[CONSIGNE]
Selon le texte sur la CSP, quelle source s'applique aux requêtes AJAX et aux WebSockets ?

[TEXTE À ANALYSER]
CSP
Règles
Sources
| Source | Description |
|---|---|
| default-src | This acts as a catchall for everything else |
| script-src | Describes where we can load javascript files from |
| style-src | Describes where we can load stylesheets from |
| img-src | Describes where we can load images from |
| connect-src | Applies to AJAX and WebSocket’s |
| font-src | Describes where we can load fonts from |
| object-src | Describes where we can load objects from |
| media-src | Describes where we can load audio and video files from |
| frame-ancestors | Describes which sites can load this site in an iframe |
Règle associé
| Action | Description |
|---|---|
| * | Load resources from anywhere. |
| ‘none’ | Block everything |
| ‘self’ | Can only load resources from same origin. |
| data: | Can only load resources from data schema (Base64) |
| something.example.com | Can only load resources from specified domain |
| https: | Can only load resources over HTTPS |
| ‘unsafe-inline' | Allows inline elements (onclick, tags, javascript:,) |
| ‘unsafe-eval’ | Allows dynamic code evaluation (eval() function) |
| ‘sha256-‘ | Can only load resources if it matches the hash |
| ‘nonce-‘ | Allows an inline script or CSS to execute if the script tag contains a nonce attribute matching the nonce specified in the CSP header. |
Bypass
Tags
JSONBee est un repo contenant une liste d'injections en abusant des tags autorisés.
Si la CSP autorise les domaines google, il est possible d'injecter du coda via un tag hébergé chez google avec leur produit gratuit Google Tag Manager.

[DONNÉES RÉPERTORIÉES]
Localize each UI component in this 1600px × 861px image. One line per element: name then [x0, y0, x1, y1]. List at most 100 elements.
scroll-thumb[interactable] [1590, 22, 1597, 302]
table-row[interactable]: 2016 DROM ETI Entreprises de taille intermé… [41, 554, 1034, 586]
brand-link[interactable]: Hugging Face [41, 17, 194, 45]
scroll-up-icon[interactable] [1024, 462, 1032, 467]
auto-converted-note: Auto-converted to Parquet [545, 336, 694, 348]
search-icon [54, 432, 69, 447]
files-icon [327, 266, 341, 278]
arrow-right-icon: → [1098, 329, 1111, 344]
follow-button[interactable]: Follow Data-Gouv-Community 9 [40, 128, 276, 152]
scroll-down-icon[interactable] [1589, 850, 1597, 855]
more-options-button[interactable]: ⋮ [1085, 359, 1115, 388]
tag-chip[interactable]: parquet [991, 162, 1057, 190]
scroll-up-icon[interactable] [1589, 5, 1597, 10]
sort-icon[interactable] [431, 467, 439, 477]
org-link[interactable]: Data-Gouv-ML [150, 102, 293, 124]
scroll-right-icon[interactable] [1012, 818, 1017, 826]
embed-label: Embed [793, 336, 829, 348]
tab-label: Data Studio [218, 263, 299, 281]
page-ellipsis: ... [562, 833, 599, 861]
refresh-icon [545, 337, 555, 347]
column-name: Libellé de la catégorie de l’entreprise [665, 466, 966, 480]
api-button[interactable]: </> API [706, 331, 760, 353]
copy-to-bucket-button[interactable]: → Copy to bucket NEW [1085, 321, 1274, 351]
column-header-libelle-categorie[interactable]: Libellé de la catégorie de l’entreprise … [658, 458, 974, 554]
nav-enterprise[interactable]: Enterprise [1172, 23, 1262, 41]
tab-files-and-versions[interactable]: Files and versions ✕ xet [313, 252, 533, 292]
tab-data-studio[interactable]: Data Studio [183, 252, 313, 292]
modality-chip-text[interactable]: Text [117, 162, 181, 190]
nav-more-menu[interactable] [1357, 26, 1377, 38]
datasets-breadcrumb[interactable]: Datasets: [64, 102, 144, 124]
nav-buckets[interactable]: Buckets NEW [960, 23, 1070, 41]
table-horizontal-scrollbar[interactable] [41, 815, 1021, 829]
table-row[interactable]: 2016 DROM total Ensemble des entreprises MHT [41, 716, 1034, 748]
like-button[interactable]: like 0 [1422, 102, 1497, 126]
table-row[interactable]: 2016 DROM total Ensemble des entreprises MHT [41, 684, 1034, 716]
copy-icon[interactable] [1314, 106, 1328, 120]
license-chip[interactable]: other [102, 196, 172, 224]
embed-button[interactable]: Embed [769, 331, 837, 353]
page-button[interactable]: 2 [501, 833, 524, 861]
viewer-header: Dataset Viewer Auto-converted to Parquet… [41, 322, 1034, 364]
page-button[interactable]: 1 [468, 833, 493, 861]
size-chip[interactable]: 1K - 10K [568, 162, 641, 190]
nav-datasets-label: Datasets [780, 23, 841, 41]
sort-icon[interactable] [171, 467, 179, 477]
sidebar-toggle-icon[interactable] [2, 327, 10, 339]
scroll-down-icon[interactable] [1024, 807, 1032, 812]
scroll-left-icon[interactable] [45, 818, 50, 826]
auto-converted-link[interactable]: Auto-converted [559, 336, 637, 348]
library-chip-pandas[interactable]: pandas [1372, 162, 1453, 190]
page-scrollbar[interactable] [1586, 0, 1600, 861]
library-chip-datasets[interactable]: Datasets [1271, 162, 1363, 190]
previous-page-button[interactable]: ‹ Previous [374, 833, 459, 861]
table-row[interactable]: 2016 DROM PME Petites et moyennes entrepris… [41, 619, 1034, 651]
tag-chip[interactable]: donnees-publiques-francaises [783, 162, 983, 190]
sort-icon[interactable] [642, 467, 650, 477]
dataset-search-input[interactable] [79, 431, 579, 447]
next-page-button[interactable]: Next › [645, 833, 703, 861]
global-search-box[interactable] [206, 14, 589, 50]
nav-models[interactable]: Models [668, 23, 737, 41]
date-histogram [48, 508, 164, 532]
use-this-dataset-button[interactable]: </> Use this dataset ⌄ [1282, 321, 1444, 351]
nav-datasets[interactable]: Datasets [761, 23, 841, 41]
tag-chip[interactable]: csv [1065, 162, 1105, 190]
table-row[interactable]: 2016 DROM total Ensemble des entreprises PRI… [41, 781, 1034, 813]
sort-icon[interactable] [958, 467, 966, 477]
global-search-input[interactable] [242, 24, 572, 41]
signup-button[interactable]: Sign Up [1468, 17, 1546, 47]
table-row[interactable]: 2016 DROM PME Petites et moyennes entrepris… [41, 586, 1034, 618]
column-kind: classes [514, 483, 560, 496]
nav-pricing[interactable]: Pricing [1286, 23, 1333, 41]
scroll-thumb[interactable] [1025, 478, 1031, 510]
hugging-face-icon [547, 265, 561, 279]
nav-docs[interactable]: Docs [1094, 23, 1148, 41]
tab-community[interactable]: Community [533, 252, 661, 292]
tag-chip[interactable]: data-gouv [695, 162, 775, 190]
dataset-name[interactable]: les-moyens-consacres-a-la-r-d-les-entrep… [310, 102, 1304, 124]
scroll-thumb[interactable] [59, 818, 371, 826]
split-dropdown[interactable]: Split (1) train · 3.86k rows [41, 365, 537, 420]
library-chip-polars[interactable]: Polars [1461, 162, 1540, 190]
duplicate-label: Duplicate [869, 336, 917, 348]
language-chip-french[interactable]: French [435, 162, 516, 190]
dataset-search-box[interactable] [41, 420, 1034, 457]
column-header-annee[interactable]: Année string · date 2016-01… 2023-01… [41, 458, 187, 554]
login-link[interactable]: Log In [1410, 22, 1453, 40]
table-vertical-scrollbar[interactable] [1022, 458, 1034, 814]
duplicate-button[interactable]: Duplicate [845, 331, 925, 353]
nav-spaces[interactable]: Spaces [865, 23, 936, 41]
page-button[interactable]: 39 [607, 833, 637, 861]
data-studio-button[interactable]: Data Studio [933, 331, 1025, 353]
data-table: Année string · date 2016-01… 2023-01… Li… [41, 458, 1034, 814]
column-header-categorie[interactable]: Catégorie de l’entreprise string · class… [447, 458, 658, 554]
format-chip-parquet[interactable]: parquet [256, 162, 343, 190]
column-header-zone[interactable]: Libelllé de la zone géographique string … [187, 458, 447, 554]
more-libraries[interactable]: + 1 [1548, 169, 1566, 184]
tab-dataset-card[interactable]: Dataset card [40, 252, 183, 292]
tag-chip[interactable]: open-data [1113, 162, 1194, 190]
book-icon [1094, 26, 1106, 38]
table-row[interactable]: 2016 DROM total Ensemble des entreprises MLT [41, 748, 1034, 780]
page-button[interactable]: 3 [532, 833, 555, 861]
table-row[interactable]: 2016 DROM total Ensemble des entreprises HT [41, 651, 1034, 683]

[RÉPONSE]
La source connect-src.